### About this task
Output the records exactly as they appear, with no pictures included.

··· Supplied data

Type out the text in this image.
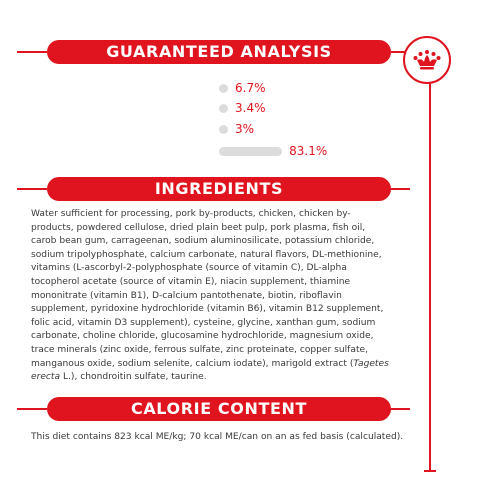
GUARANTEED ANALYSIS
6.7%
3.4%
3%
83.1%
INGREDIENTS

Water sufficient for processing, pork by-products, chicken, chicken by-products, powdered cellulose, dried plain beet pulp, pork plasma, fish oil, carob bean gum, carrageenan, sodium aluminosilicate, potassium chloride, sodium tripolyphosphate, calcium carbonate, natural flavors, DL-methionine, vitamins (L-ascorbyl-2-polyphosphate (source of vitamin C), DL-alpha tocopherol acetate (source of vitamin E), niacin supplement, thiamine mononitrate (vitamin B1), D-calcium pantothenate, biotin, riboflavin supplement, pyridoxine hydrochloride (vitamin B6), vitamin B12 supplement, folic acid, vitamin D3 supplement), cysteine, glycine, xanthan gum, sodium carbonate, choline chloride, glucosamine hydrochloride, magnesium oxide, trace minerals (zinc oxide, ferrous sulfate, zinc proteinate, copper sulfate, manganous oxide, sodium selenite, calcium iodate), marigold extract (Tagetes erecta L.), chondroitin sulfate, taurine.

CALORIE CONTENT

This diet contains 823 kcal ME/kg; 70 kcal ME/can on an as fed basis (calculated).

······

### Answer space
Type out the text in this image.
GUARANTEED ANALYSIS
6.7%
3.4%
3%
83.1%
INGREDIENTS

Water sufficient for processing, pork by-products, chicken, chicken by-products, powdered cellulose, dried plain beet pulp, pork plasma, fish oil, carob bean gum, carrageenan, sodium aluminosilicate, potassium chloride, sodium tripolyphosphate, calcium carbonate, natural flavors, DL-methionine, vitamins (L-ascorbyl-2-polyphosphate (source of vitamin C), DL-alpha tocopherol acetate (source of vitamin E), niacin supplement, thiamine mononitrate (vitamin B1), D-calcium pantothenate, biotin, riboflavin supplement, pyridoxine hydrochloride (vitamin B6), vitamin B12 supplement, folic acid, vitamin D3 supplement), cysteine, glycine, xanthan gum, sodium carbonate, choline chloride, glucosamine hydrochloride, magnesium oxide, trace minerals (zinc oxide, ferrous sulfate, zinc proteinate, copper sulfate, manganous oxide, sodium selenite, calcium iodate), marigold extract (Tagetes erecta L.), chondroitin sulfate, taurine.

CALORIE CONTENT

This diet contains 823 kcal ME/kg; 70 kcal ME/can on an as fed basis (calculated).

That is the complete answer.